Problem details ->
Extract, from the records beneath this instruction, each line that contains the word "nebezpečí".

Exercise material ->
___

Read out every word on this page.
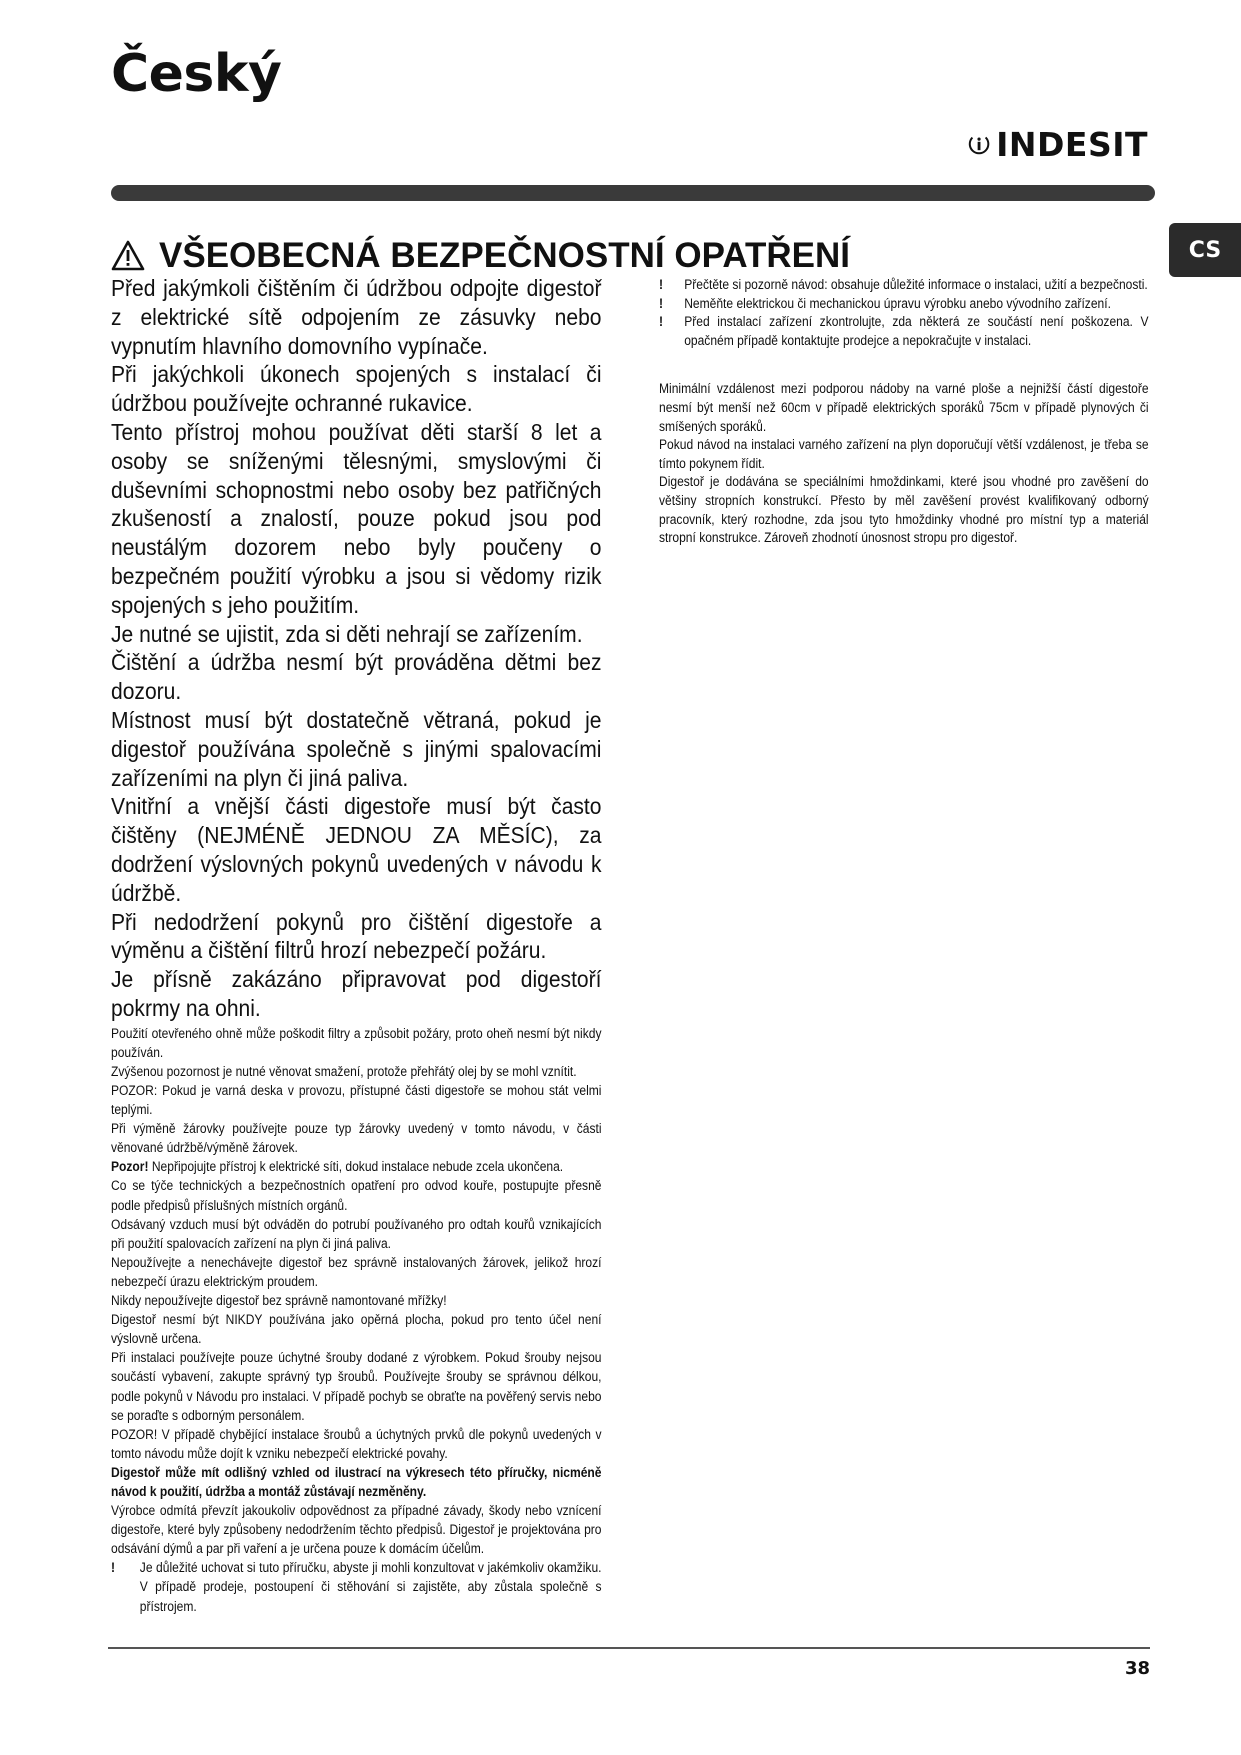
Český
INDESIT
CS
VŠEOBECNÁ BEZPEČNOSTNÍ OPATŘENÍ

Před jakýmkoli čištěním či údržbou odpojte digestoř z elektrické sítě odpojením ze zásuvky nebo vypnutím hlavního domovního vypínače.

Při jakýchkoli úkonech spojených s instalací či údržbou používejte ochranné rukavice.

Tento přístroj mohou používat děti starší 8 let a osoby se sníženými tělesnými, smyslovými či duševními schopnostmi nebo osoby bez patřičných zkušeností a znalostí, pouze pokud jsou pod neustálým dozorem nebo byly poučeny o bezpečném použití výrobku a jsou si vědomy rizik spojených s jeho použitím.

Je nutné se ujistit, zda si děti nehrají se zařízením.

Čištění a údržba nesmí být prováděna dětmi bez dozoru.

Místnost musí být dostatečně větraná, pokud je digestoř používána společně s jinými spalovacími zařízeními na plyn či jiná paliva.

Vnitřní a vnější části digestoře musí být často čištěny (NEJMÉNĚ JEDNOU ZA MĚSÍC), za dodržení výslovných pokynů uvedených v návodu k údržbě.

Při nedodržení pokynů pro čištění digestoře a výměnu a čištění filtrů hrozí nebezpečí požáru.

Je přísně zakázáno připravovat pod digestoří pokrmy na ohni.

Použití otevřeného ohně může poškodit filtry a způsobit požáry, proto oheň nesmí být nikdy používán.

Zvýšenou pozornost je nutné věnovat smažení, protože přehřátý olej by se mohl vznítit.

POZOR: Pokud je varná deska v provozu, přístupné části digestoře se mohou stát velmi teplými.

Při výměně žárovky používejte pouze typ žárovky uvedený v tomto návodu, v části věnované údržbě/výměně žárovek.

Pozor! Nepřipojujte přístroj k elektrické síti, dokud instalace nebude zcela ukončena.

Co se týče technických a bezpečnostních opatření pro odvod kouře, postupujte přesně podle předpisů příslušných místních orgánů.

Odsávaný vzduch musí být odváděn do potrubí používaného pro odtah kouřů vznikajících při použití spalovacích zařízení na plyn či jiná paliva.

Nepoužívejte a nenechávejte digestoř bez správně instalovaných žárovek, jelikož hrozí nebezpečí úrazu elektrickým proudem.

Nikdy nepoužívejte digestoř bez správně namontované mřížky!

Digestoř nesmí být NIKDY používána jako opěrná plocha, pokud pro tento účel není výslovně určena.

Při instalaci používejte pouze úchytné šrouby dodané z výrobkem. Pokud šrouby nejsou součástí vybavení, zakupte správný typ šroubů. Používejte šrouby se správnou délkou, podle pokynů v Návodu pro instalaci. V případě pochyb se obraťte na pověřený servis nebo se poraďte s odborným personálem.

POZOR! V případě chybějící instalace šroubů a úchytných prvků dle pokynů uvedených v tomto návodu může dojít k vzniku nebezpečí elektrické povahy.

Digestoř může mít odlišný vzhled od ilustrací na výkresech této příručky, nicméně návod k použití, údržba a montáž zůstávají nezměněny.

Výrobce odmítá převzít jakoukoliv odpovědnost za případné závady, škody nebo vznícení digestoře, které byly způsobeny nedodržením těchto předpisů. Digestoř je projektována pro odsávání dýmů a par při vaření a je určena pouze k domácím účelům.

!	Je důležité uchovat si tuto příručku, abyste ji mohli konzultovat v jakémkoliv okamžiku. V případě prodeje, postoupení či stěhování si zajistěte, aby zůstala společně s přístrojem.

!	Přečtěte si pozorně návod: obsahuje důležité informace o instalaci, užití a bezpečnosti.
!	Neměňte elektrickou či mechanickou úpravu výrobku anebo vývodního zařízení.
!	Před instalací zařízení zkontrolujte, zda některá ze součástí není poškozena. V opačném případě kontaktujte prodejce a nepokračujte v instalaci.

Minimální vzdálenost mezi podporou nádoby na varné ploše a nejnižší částí digestoře nesmí být menší než 60cm v případě elektrických sporáků 75cm v případě plynových či smíšených sporáků.

Pokud návod na instalaci varného zařízení na plyn doporučují větší vzdálenost, je třeba se tímto pokynem řídit.

Digestoř je dodávána se speciálními hmoždinkami, které jsou vhodné pro zavěšení do většiny stropních konstrukcí. Přesto by měl zavěšení provést kvalifikovaný odborný pracovník, který rozhodne, zda jsou tyto hmoždinky vhodné pro místní typ a materiál stropní konstrukce. Zároveň zhodnotí únosnost stropu pro digestoř.

38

___

Worked solution ->
Při nedodržení pokynů pro čištění digestoře a výměnu a čištění filtrů hrozí nebezpečí požáru.
Nepoužívejte a nenechávejte digestoř bez správně instalovaných žárovek, jelikož hrozí nebezpečí úrazu elektrickým proudem.
POZOR! V případě chybějící instalace šroubů a úchytných prvků dle pokynů uvedených v tomto návodu může dojít k vzniku nebezpečí elektrické povahy.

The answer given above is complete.